--- Goal ---
Output every line below without omitting or altering anything.

**** Available records

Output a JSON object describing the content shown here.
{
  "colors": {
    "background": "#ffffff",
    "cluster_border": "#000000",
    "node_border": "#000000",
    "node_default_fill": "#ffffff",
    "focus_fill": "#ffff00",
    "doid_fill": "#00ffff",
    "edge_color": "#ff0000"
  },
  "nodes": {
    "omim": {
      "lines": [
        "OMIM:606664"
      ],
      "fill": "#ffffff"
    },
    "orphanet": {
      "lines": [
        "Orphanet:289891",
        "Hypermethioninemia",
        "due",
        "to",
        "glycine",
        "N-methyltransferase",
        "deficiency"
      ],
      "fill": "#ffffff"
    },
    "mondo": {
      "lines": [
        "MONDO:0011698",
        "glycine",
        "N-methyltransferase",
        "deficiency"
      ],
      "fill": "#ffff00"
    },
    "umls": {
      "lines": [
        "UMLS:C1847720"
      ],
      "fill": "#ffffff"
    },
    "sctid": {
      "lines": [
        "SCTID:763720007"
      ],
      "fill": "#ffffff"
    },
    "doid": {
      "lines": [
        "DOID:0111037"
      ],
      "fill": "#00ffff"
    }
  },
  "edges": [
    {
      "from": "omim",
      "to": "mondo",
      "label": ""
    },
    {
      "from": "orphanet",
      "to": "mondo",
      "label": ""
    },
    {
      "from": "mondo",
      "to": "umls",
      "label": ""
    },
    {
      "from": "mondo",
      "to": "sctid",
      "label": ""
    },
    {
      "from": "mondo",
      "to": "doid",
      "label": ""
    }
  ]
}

********

--- The result ---
Output a JSON object describing the content shown here.
{
  "colors": {
    "background": "#ffffff",
    "cluster_border": "#000000",
    "node_border": "#000000",
    "node_default_fill": "#ffffff",
    "focus_fill": "#ffff00",
    "doid_fill": "#00ffff",
    "edge_color": "#ff0000"
  },
  "nodes": {
    "omim": {
      "lines": [
        "OMIM:606664"
      ],
      "fill": "#ffffff"
    },
    "orphanet": {
      "lines": [
        "Orphanet:289891",
        "Hypermethioninemia",
        "due",
        "to",
        "glycine",
        "N-methyltransferase",
        "deficiency"
      ],
      "fill": "#ffffff"
    },
    "mondo": {
      "lines": [
        "MONDO:0011698",
        "glycine",
        "N-methyltransferase",
        "deficiency"
      ],
      "fill": "#ffff00"
    },
    "umls": {
      "lines": [
        "UMLS:C1847720"
      ],
      "fill": "#ffffff"
    },
    "sctid": {
      "lines": [
        "SCTID:763720007"
      ],
      "fill": "#ffffff"
    },
    "doid": {
      "lines": [
        "DOID:0111037"
      ],
      "fill": "#00ffff"
    }
  },
  "edges": [
    {
      "from": "omim",
      "to": "mondo",
      "label": ""
    },
    {
      "from": "orphanet",
      "to": "mondo",
      "label": ""
    },
    {
      "from": "mondo",
      "to": "umls",
      "label": ""
    },
    {
      "from": "mondo",
      "to": "sctid",
      "label": ""
    },
    {
      "from": "mondo",
      "to": "doid",
      "label": ""
    }
  ]
}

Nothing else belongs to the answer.